* _THE PROBLEM_
Please retype everything from the very start of the records down to the line containing "forgot-password-message: Forget Password?", including that line.
───── PROVIDED INFORMATION
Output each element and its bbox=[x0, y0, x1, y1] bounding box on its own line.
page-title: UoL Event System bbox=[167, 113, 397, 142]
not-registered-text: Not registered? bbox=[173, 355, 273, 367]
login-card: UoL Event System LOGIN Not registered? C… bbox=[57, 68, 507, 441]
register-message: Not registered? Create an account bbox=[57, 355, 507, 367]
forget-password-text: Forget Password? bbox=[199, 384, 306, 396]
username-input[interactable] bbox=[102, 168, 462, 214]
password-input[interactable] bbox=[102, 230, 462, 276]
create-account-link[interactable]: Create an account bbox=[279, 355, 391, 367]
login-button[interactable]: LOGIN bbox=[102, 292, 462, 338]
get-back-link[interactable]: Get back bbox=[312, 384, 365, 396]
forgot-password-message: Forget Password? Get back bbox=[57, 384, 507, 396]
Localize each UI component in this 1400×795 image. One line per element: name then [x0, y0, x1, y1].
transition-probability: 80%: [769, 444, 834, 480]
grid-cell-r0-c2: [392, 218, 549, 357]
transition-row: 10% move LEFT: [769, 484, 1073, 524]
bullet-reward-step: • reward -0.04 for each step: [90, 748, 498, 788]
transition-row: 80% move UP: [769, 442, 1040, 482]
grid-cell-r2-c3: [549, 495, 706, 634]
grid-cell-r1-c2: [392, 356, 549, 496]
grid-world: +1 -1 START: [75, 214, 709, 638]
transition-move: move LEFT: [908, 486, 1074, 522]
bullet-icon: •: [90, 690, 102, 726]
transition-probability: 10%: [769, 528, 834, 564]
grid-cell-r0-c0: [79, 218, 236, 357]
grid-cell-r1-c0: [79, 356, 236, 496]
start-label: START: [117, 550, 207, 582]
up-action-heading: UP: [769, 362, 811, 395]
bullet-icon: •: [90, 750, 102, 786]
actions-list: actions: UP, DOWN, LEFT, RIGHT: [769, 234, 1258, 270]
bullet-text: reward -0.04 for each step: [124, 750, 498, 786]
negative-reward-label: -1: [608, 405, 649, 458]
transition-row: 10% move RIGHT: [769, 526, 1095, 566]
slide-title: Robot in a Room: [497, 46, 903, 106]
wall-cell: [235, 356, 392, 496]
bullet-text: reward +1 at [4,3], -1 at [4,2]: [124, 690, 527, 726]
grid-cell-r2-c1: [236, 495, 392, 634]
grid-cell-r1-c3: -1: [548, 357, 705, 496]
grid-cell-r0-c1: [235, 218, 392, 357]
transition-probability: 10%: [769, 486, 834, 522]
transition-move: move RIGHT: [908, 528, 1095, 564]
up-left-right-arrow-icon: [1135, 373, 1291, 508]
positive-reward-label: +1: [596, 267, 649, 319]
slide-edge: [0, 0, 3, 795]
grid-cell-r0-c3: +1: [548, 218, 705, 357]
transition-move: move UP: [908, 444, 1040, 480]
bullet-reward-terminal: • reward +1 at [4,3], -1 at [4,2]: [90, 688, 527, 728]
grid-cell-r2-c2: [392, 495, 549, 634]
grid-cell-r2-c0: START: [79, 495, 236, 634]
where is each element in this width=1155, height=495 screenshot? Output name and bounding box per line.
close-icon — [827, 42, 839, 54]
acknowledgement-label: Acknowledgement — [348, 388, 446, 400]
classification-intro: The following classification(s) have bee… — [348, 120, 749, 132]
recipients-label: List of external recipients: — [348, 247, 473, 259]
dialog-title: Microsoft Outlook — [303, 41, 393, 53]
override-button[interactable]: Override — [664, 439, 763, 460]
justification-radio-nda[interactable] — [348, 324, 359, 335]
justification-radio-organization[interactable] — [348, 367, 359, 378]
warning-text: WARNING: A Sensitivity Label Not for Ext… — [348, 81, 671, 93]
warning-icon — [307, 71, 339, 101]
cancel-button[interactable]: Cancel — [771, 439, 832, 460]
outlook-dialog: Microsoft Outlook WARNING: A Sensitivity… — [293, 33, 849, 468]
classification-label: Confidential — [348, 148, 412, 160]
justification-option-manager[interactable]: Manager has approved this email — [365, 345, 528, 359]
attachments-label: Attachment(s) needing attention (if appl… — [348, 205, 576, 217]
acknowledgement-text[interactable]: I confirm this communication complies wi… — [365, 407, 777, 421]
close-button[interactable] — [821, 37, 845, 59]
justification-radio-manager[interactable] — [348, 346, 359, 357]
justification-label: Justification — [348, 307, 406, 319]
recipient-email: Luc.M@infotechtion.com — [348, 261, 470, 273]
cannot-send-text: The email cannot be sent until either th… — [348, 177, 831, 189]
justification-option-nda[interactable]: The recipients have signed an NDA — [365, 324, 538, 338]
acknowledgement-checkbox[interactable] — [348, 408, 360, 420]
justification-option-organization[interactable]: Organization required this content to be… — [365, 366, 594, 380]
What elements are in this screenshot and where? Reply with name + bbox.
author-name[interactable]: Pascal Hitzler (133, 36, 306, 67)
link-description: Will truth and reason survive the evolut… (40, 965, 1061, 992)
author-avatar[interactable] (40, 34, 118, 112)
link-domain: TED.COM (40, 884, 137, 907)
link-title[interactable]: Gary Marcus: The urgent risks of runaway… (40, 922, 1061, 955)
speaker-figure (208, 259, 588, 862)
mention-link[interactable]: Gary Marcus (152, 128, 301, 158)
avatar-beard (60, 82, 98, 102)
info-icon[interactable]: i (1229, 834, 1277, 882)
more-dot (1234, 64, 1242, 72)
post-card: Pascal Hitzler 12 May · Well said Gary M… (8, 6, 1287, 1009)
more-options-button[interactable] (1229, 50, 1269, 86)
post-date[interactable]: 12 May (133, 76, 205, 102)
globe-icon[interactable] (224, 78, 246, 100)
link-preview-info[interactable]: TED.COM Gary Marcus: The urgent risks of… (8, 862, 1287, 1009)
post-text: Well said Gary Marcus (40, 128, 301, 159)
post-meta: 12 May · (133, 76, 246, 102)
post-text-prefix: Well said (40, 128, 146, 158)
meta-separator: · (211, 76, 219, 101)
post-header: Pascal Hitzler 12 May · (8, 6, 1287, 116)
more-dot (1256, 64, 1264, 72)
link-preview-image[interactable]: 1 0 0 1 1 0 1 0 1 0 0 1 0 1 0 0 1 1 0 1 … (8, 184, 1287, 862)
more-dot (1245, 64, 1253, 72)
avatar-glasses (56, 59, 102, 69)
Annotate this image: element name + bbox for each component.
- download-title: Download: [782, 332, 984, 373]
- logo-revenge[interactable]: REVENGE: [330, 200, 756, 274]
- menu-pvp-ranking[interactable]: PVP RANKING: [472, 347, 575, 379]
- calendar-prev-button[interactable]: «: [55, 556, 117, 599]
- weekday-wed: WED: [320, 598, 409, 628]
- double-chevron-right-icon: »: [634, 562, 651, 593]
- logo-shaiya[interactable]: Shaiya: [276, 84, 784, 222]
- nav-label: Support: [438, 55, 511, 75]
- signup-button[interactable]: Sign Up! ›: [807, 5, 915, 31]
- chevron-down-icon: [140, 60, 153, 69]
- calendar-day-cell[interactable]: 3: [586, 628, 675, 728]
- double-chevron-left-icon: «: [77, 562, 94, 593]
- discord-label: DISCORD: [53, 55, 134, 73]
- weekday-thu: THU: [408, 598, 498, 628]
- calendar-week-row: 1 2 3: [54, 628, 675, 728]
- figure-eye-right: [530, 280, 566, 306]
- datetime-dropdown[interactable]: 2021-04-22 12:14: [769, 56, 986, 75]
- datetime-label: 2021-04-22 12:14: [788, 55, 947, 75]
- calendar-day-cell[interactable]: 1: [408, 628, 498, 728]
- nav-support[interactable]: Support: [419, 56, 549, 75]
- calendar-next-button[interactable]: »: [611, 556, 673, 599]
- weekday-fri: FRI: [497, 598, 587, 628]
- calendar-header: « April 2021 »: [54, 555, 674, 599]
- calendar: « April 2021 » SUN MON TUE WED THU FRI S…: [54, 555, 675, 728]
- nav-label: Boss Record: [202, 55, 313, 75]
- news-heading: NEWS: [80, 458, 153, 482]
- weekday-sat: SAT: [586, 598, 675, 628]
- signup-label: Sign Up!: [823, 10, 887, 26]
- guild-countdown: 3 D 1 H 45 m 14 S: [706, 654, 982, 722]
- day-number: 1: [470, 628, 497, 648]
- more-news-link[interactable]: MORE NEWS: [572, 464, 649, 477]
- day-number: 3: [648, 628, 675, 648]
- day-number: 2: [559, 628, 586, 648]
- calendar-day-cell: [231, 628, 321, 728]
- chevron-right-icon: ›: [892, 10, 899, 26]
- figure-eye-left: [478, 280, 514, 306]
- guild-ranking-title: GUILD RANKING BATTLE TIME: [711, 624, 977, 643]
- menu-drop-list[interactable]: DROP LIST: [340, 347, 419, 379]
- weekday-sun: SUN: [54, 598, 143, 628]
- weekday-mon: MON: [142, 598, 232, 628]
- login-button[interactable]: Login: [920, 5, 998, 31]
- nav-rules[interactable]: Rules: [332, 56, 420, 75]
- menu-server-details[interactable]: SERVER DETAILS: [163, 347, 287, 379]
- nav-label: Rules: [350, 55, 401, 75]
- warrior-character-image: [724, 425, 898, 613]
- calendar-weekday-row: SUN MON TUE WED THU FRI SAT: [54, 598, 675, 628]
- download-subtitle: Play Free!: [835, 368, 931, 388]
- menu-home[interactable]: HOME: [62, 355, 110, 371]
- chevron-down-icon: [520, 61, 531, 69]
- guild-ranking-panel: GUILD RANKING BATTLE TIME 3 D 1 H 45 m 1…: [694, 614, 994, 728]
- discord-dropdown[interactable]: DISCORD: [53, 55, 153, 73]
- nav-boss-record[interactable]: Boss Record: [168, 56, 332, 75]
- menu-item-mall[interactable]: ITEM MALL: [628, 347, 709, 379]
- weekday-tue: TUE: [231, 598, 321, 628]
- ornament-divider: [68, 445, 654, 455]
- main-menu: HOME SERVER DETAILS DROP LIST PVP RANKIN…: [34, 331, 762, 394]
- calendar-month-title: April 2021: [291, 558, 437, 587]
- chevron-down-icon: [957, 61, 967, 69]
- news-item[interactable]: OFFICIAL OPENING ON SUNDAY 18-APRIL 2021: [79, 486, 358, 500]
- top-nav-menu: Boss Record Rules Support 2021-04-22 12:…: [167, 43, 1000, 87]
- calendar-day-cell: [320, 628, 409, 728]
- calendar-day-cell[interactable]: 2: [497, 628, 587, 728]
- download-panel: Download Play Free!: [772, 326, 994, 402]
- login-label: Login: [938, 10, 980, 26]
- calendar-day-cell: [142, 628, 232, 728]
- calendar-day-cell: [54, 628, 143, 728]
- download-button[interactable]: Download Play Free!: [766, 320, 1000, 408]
──────────
* _WRITTEN RESPONSE_
Output each element and its bbox=[x0, y0, x1, y1] bounding box on its own line.
page-title: UoL Event System bbox=[167, 113, 397, 142]
not-registered-text: Not registered? bbox=[173, 355, 273, 367]
login-card: UoL Event System LOGIN Not registered? C… bbox=[57, 68, 507, 441]
register-message: Not registered? Create an account bbox=[57, 355, 507, 367]
forget-password-text: Forget Password? bbox=[199, 384, 306, 396]
username-input[interactable] bbox=[102, 168, 462, 214]
password-input[interactable] bbox=[102, 230, 462, 276]
create-account-link[interactable]: Create an account bbox=[279, 355, 391, 367]
login-button[interactable]: LOGIN bbox=[102, 292, 462, 338]
get-back-link[interactable]: Get back bbox=[312, 384, 365, 396]
forgot-password-message: Forget Password? Get back bbox=[57, 384, 507, 396]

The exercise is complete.